OBJECTIVE:
From the listing below, pull out every line where the string "values" appears.
───
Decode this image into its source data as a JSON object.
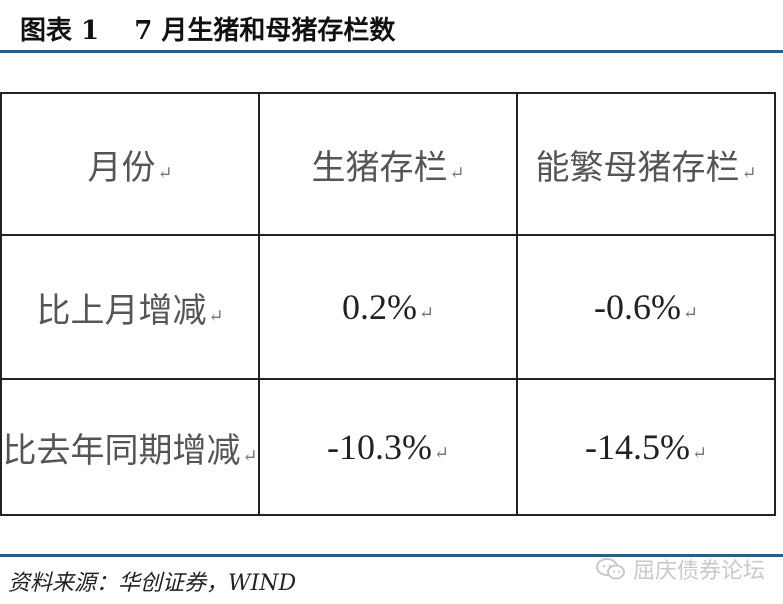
{
  "header": {
    "title": "图表 1　 7 月生猪和母猪存栏数"
  },
  "table": {
    "columns": [
      "月份",
      "生猪存栏",
      "能繁母猪存栏"
    ],
    "rows": [
      [
        "比上月增减",
        "0.2%",
        "-0.6%"
      ],
      [
        "比去年同期增减",
        "-10.3%",
        "-14.5%"
      ]
    ],
    "paragraph_mark": "↵"
  },
  "footer": {
    "source": "资料来源：华创证券，WIND",
    "watermark": "屈庆债券论坛"
  },
  "colors": {
    "rule": "#2f5f7a",
    "border": "#222222",
    "watermark": "#c9c9c9"
  },
  "icons": {
    "watermark_icon": "wechat-icon"
  }
}
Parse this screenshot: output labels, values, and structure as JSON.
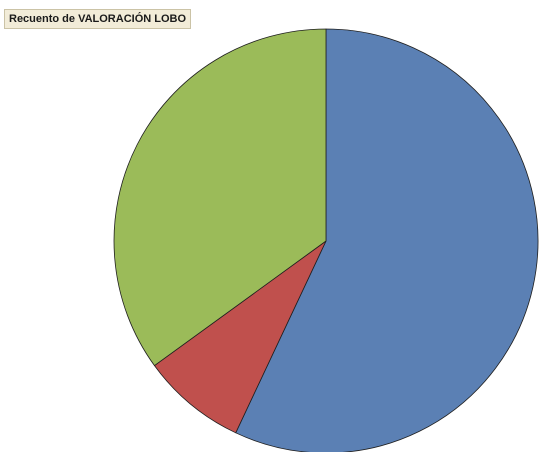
{
  "chart_data": {
    "type": "pie",
    "title": "Recuento de VALORACIÓN LOBO",
    "categories": [
      "",
      "",
      ""
    ],
    "values": [
      57,
      8,
      35
    ],
    "colors": [
      "#5b80b4",
      "#c0504d",
      "#9bbb59"
    ],
    "start_angle_deg": 0,
    "direction": "clockwise",
    "legend": "none"
  }
}
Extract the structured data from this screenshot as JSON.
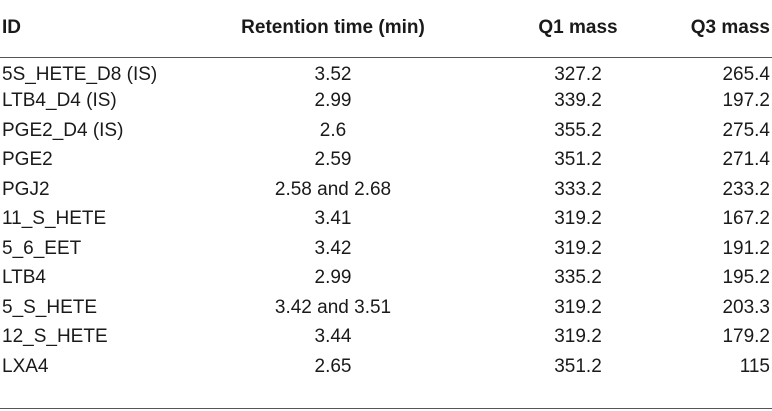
{
  "table": {
    "headers": {
      "id": "ID",
      "retention_time": "Retention time (min)",
      "q1_mass": "Q1 mass",
      "q3_mass": "Q3 mass"
    },
    "rows": [
      {
        "id": "5S_HETE_D8 (IS)",
        "rt": "3.52",
        "q1": "327.2",
        "q3": "265.4"
      },
      {
        "id": "LTB4_D4 (IS)",
        "rt": "2.99",
        "q1": "339.2",
        "q3": "197.2"
      },
      {
        "id": "PGE2_D4 (IS)",
        "rt": "2.6",
        "q1": "355.2",
        "q3": "275.4"
      },
      {
        "id": "PGE2",
        "rt": "2.59",
        "q1": "351.2",
        "q3": "271.4"
      },
      {
        "id": "PGJ2",
        "rt": "2.58 and 2.68",
        "q1": "333.2",
        "q3": "233.2"
      },
      {
        "id": "11_S_HETE",
        "rt": "3.41",
        "q1": "319.2",
        "q3": "167.2"
      },
      {
        "id": "5_6_EET",
        "rt": "3.42",
        "q1": "319.2",
        "q3": "191.2"
      },
      {
        "id": "LTB4",
        "rt": "2.99",
        "q1": "335.2",
        "q3": "195.2"
      },
      {
        "id": "5_S_HETE",
        "rt": "3.42 and 3.51",
        "q1": "319.2",
        "q3": "203.3"
      },
      {
        "id": "12_S_HETE",
        "rt": "3.44",
        "q1": "319.2",
        "q3": "179.2"
      },
      {
        "id": "LXA4",
        "rt": "2.65",
        "q1": "351.2",
        "q3": "115"
      }
    ]
  }
}
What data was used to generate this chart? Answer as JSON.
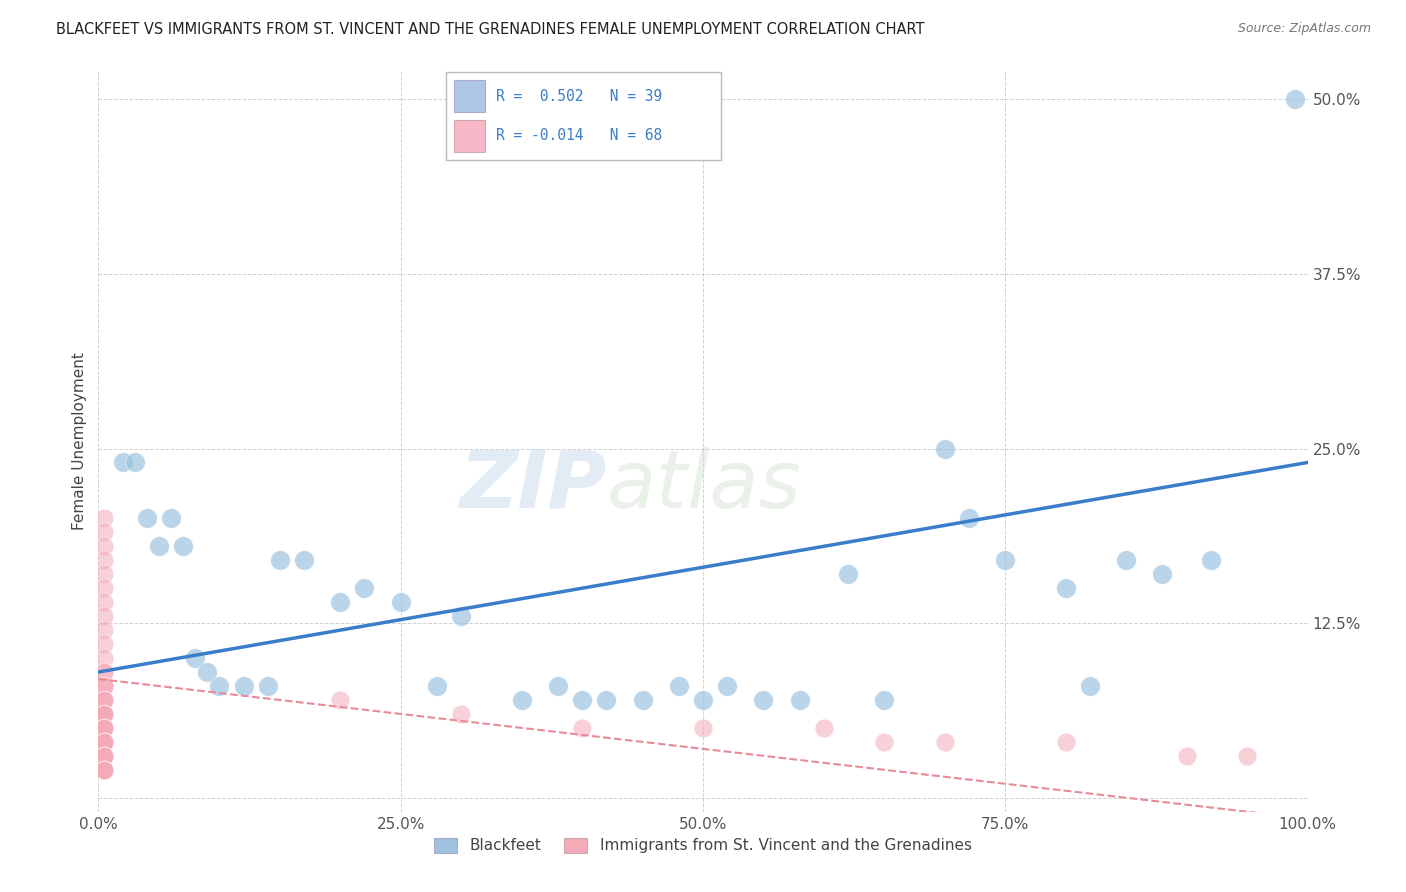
{
  "title": "BLACKFEET VS IMMIGRANTS FROM ST. VINCENT AND THE GRENADINES FEMALE UNEMPLOYMENT CORRELATION CHART",
  "source": "Source: ZipAtlas.com",
  "ylabel": "Female Unemployment",
  "xlim": [
    0.0,
    1.0
  ],
  "ylim": [
    -0.01,
    0.52
  ],
  "xticks": [
    0.0,
    0.25,
    0.5,
    0.75,
    1.0
  ],
  "xtick_labels": [
    "0.0%",
    "25.0%",
    "50.0%",
    "75.0%",
    "100.0%"
  ],
  "yticks": [
    0.0,
    0.125,
    0.25,
    0.375,
    0.5
  ],
  "ytick_labels": [
    "",
    "12.5%",
    "25.0%",
    "37.5%",
    "50.0%"
  ],
  "watermark_zip": "ZIP",
  "watermark_atlas": "atlas",
  "legend_label1": "R =  0.502   N = 39",
  "legend_label2": "R = -0.014   N = 68",
  "legend_color1": "#aec6e8",
  "legend_color2": "#f9b8c8",
  "blue_color": "#9dc3e0",
  "pink_color": "#f4aab9",
  "blue_line_color": "#3a7dc9",
  "pink_line_color": "#e88a9a",
  "blue_line_y0": 0.09,
  "blue_line_y1": 0.24,
  "pink_line_y0": 0.085,
  "pink_line_y1": -0.015,
  "blackfeet_x": [
    0.02,
    0.03,
    0.04,
    0.05,
    0.06,
    0.07,
    0.08,
    0.09,
    0.1,
    0.12,
    0.14,
    0.15,
    0.17,
    0.2,
    0.22,
    0.25,
    0.28,
    0.3,
    0.35,
    0.38,
    0.4,
    0.42,
    0.45,
    0.48,
    0.5,
    0.52,
    0.55,
    0.58,
    0.62,
    0.65,
    0.7,
    0.72,
    0.75,
    0.8,
    0.82,
    0.85,
    0.88,
    0.92,
    0.99
  ],
  "blackfeet_y": [
    0.24,
    0.24,
    0.2,
    0.18,
    0.2,
    0.18,
    0.1,
    0.09,
    0.08,
    0.08,
    0.08,
    0.17,
    0.17,
    0.14,
    0.15,
    0.14,
    0.08,
    0.13,
    0.07,
    0.08,
    0.07,
    0.07,
    0.07,
    0.08,
    0.07,
    0.08,
    0.07,
    0.07,
    0.16,
    0.07,
    0.25,
    0.2,
    0.17,
    0.15,
    0.08,
    0.17,
    0.16,
    0.17,
    0.5
  ],
  "svg_x": [
    0.005,
    0.005,
    0.005,
    0.005,
    0.005,
    0.005,
    0.005,
    0.005,
    0.005,
    0.005,
    0.005,
    0.005,
    0.005,
    0.005,
    0.005,
    0.005,
    0.005,
    0.005,
    0.005,
    0.005,
    0.005,
    0.005,
    0.005,
    0.005,
    0.005,
    0.005,
    0.005,
    0.005,
    0.005,
    0.005,
    0.005,
    0.005,
    0.005,
    0.005,
    0.005,
    0.005,
    0.005,
    0.005,
    0.005,
    0.005,
    0.005,
    0.005,
    0.005,
    0.005,
    0.005,
    0.005,
    0.005,
    0.005,
    0.005,
    0.005,
    0.005,
    0.005,
    0.005,
    0.005,
    0.005,
    0.005,
    0.005,
    0.005,
    0.2,
    0.3,
    0.4,
    0.5,
    0.6,
    0.65,
    0.7,
    0.8,
    0.9,
    0.95
  ],
  "svg_y": [
    0.2,
    0.19,
    0.18,
    0.17,
    0.16,
    0.15,
    0.14,
    0.13,
    0.12,
    0.11,
    0.1,
    0.09,
    0.09,
    0.08,
    0.08,
    0.08,
    0.07,
    0.07,
    0.07,
    0.07,
    0.06,
    0.06,
    0.06,
    0.06,
    0.06,
    0.06,
    0.05,
    0.05,
    0.05,
    0.05,
    0.05,
    0.05,
    0.04,
    0.04,
    0.04,
    0.04,
    0.04,
    0.04,
    0.04,
    0.04,
    0.04,
    0.03,
    0.03,
    0.03,
    0.03,
    0.03,
    0.03,
    0.03,
    0.03,
    0.02,
    0.02,
    0.02,
    0.02,
    0.02,
    0.02,
    0.02,
    0.02,
    0.02,
    0.07,
    0.06,
    0.05,
    0.05,
    0.05,
    0.04,
    0.04,
    0.04,
    0.03,
    0.03
  ]
}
───
EXERCISE OUTPUT:
Parse this screenshot: output labels, values, and structure as JSON.
    "values": [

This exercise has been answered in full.